◆ **Stated goal**
Count how many lines hold the word "name" and give that number as the whole answer.
--- Records shown ---
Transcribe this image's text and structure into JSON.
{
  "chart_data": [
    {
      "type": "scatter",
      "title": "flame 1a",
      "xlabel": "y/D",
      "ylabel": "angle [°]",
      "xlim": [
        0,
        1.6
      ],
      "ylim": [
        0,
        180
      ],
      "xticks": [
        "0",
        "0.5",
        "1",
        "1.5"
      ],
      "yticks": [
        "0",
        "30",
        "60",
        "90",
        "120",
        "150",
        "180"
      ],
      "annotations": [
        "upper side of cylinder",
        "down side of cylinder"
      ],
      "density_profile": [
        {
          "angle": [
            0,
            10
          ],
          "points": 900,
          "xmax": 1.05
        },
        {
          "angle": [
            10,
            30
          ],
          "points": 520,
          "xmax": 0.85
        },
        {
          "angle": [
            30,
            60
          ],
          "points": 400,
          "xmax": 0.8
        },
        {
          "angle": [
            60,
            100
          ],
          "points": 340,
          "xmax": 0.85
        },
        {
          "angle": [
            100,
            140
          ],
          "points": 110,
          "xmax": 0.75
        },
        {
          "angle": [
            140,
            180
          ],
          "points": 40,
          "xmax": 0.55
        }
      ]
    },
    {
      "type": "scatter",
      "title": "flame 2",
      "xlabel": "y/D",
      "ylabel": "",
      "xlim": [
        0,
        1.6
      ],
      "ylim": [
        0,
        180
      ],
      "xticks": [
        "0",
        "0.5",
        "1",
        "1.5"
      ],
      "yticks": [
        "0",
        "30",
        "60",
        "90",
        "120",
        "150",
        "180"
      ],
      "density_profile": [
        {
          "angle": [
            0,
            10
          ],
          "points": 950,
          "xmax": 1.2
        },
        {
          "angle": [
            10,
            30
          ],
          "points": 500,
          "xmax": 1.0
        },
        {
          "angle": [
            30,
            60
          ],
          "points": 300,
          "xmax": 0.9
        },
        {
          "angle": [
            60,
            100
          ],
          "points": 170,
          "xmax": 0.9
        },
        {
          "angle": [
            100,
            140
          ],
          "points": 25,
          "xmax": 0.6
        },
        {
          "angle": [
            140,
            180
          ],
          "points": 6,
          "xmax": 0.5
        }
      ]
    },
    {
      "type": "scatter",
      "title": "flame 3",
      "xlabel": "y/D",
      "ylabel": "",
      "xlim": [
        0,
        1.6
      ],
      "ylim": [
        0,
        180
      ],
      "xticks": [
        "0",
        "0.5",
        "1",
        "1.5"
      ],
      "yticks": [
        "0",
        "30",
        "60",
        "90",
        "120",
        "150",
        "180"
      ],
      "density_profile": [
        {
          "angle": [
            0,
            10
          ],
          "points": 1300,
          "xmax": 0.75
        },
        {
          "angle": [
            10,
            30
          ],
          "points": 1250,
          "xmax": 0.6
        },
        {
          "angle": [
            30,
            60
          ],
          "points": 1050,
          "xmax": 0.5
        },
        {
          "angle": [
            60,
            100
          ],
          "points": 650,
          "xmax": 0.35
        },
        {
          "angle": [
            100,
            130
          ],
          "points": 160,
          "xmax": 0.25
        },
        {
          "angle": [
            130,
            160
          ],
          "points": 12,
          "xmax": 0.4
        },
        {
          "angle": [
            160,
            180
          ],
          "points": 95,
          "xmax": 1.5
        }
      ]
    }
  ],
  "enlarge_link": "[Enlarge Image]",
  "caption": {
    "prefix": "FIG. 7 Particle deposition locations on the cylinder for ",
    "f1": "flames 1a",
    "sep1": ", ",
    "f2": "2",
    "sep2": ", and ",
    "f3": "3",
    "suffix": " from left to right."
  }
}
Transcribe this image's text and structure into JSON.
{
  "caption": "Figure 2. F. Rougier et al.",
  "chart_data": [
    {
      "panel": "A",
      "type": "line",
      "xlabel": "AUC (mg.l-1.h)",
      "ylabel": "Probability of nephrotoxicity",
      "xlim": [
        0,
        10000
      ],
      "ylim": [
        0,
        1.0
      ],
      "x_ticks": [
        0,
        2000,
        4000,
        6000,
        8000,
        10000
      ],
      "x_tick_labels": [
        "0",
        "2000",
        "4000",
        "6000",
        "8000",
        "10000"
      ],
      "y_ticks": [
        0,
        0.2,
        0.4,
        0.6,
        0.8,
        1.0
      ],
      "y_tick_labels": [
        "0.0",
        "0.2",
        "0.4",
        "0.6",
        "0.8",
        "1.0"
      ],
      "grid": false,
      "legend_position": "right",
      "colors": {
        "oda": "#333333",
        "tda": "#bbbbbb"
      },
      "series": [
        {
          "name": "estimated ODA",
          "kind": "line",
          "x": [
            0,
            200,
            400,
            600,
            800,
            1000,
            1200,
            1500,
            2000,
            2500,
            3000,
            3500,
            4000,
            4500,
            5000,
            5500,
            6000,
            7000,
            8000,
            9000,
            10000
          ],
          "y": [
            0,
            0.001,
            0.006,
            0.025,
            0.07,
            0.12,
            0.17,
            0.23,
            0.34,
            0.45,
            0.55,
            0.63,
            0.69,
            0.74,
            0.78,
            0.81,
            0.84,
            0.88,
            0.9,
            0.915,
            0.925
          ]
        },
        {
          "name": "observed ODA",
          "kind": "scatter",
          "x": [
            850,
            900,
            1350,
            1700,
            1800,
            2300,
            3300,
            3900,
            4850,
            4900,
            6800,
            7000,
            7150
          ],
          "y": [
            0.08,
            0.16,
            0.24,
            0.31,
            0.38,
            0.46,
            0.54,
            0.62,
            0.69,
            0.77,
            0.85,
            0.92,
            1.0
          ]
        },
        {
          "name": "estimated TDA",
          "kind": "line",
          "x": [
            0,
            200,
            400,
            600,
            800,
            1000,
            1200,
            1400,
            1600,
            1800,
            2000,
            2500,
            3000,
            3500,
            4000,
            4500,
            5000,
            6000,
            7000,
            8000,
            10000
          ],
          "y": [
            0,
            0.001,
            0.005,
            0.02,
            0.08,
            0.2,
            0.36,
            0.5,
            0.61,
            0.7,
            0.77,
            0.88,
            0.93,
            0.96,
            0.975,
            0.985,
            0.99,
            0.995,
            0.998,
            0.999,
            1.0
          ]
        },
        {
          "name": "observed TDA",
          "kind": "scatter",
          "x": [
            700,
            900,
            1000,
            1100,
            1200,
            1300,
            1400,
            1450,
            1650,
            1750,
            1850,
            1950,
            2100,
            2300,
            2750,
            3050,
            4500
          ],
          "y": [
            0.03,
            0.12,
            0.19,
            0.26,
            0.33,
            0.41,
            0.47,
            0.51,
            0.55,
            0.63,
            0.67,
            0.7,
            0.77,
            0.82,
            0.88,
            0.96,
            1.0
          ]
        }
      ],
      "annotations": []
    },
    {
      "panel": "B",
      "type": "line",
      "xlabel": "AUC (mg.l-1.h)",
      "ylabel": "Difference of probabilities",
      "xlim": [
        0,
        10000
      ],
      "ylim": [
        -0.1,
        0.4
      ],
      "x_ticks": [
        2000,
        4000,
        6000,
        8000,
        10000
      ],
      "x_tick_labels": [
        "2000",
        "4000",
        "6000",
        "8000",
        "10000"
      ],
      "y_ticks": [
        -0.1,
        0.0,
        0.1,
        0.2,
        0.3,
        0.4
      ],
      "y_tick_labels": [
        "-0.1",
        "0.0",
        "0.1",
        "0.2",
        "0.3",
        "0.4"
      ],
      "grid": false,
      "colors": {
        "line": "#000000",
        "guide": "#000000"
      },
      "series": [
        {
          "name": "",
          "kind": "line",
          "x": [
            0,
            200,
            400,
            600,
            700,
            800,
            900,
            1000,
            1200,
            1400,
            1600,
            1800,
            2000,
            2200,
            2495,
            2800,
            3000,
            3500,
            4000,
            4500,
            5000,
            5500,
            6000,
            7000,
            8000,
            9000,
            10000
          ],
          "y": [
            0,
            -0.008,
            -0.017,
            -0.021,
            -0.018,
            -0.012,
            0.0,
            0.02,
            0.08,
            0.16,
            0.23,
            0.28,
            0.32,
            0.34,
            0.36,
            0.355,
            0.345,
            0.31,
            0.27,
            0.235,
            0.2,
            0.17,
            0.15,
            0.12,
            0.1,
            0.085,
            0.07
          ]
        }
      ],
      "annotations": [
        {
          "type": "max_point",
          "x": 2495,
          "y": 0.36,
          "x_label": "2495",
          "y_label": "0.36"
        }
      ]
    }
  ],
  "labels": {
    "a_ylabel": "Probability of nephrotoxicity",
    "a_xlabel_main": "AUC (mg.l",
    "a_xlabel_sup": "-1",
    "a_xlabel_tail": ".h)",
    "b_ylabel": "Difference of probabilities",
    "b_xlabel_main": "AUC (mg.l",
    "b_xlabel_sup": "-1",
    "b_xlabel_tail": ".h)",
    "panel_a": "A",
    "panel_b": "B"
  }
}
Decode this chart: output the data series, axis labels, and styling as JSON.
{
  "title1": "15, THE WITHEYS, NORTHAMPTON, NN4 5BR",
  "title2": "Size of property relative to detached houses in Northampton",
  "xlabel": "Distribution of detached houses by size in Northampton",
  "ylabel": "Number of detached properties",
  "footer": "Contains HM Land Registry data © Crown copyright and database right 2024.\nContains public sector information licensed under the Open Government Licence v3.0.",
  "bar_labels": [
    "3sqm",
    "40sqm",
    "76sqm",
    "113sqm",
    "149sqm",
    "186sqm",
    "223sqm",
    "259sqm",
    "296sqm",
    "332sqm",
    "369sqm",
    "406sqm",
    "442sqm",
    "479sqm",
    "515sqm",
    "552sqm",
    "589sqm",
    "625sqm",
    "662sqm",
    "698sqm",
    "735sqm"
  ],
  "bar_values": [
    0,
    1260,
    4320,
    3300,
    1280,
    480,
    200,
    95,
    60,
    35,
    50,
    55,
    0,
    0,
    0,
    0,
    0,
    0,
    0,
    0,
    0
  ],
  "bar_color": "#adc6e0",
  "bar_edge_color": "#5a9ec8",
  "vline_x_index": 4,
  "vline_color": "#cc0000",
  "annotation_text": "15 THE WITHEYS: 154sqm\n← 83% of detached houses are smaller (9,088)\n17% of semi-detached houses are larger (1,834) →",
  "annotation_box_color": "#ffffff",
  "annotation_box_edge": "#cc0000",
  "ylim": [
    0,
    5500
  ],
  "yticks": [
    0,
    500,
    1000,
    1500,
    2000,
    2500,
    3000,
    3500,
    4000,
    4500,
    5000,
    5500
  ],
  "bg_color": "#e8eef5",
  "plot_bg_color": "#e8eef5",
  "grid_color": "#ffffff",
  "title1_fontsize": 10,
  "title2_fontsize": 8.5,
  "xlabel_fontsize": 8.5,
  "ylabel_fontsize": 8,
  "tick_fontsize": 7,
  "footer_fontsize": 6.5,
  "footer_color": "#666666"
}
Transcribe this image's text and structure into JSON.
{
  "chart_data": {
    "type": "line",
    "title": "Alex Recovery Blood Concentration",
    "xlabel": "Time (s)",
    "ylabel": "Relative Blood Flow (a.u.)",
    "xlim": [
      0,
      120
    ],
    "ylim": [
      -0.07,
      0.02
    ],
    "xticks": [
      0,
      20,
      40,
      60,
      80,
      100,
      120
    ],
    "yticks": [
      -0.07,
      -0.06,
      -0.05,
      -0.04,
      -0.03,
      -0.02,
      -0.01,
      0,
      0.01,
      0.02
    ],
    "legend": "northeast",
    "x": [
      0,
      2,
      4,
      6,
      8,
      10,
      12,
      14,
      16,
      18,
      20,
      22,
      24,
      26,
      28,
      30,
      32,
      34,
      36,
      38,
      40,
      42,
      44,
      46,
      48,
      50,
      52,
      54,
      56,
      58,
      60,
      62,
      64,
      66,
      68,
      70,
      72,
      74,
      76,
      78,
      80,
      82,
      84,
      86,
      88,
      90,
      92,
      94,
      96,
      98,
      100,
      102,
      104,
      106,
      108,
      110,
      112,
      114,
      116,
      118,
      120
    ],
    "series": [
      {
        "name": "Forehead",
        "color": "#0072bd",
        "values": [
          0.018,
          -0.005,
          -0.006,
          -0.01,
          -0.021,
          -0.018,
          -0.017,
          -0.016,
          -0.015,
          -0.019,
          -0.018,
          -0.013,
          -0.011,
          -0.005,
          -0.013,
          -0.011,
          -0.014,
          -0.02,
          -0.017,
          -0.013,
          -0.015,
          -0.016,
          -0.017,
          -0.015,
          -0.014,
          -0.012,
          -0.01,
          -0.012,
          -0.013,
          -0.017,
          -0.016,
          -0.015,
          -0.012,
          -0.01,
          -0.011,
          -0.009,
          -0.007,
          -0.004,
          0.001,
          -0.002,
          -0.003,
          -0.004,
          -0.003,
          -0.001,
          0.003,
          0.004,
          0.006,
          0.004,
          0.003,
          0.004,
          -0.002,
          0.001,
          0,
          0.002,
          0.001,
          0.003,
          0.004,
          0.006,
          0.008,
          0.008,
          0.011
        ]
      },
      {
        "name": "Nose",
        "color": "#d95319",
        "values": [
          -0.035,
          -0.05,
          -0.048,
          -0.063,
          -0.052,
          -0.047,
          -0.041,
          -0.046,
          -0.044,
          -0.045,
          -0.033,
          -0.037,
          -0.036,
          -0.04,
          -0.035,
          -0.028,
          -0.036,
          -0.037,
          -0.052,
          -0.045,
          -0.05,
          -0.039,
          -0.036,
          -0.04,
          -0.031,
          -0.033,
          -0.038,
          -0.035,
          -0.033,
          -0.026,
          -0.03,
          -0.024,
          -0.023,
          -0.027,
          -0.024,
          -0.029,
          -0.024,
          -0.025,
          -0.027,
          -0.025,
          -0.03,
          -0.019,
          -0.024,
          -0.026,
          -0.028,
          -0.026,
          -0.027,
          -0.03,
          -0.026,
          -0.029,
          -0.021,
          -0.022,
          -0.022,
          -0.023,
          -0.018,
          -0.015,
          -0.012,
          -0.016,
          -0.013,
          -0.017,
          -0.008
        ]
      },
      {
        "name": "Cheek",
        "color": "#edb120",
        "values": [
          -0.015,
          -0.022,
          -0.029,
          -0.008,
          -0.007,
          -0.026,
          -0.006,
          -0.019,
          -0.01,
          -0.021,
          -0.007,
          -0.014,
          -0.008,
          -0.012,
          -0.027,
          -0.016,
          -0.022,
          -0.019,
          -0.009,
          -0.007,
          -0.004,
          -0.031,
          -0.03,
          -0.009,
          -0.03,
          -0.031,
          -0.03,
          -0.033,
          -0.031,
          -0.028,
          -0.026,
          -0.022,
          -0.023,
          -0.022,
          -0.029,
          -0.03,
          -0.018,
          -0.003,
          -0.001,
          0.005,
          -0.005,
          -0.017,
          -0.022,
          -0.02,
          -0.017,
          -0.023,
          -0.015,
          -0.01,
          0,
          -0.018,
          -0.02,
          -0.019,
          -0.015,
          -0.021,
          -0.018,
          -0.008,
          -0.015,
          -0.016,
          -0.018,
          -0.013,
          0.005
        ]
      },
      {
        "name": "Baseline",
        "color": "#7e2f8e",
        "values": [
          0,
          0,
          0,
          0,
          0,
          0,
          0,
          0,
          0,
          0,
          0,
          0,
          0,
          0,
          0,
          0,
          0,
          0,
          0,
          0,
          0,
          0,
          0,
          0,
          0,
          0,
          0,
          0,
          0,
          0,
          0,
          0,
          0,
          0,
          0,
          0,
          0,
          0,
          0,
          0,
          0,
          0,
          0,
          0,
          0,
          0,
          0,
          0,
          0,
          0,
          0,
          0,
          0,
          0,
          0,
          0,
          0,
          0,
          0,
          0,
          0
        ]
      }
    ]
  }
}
---
◆ **Full answer**
9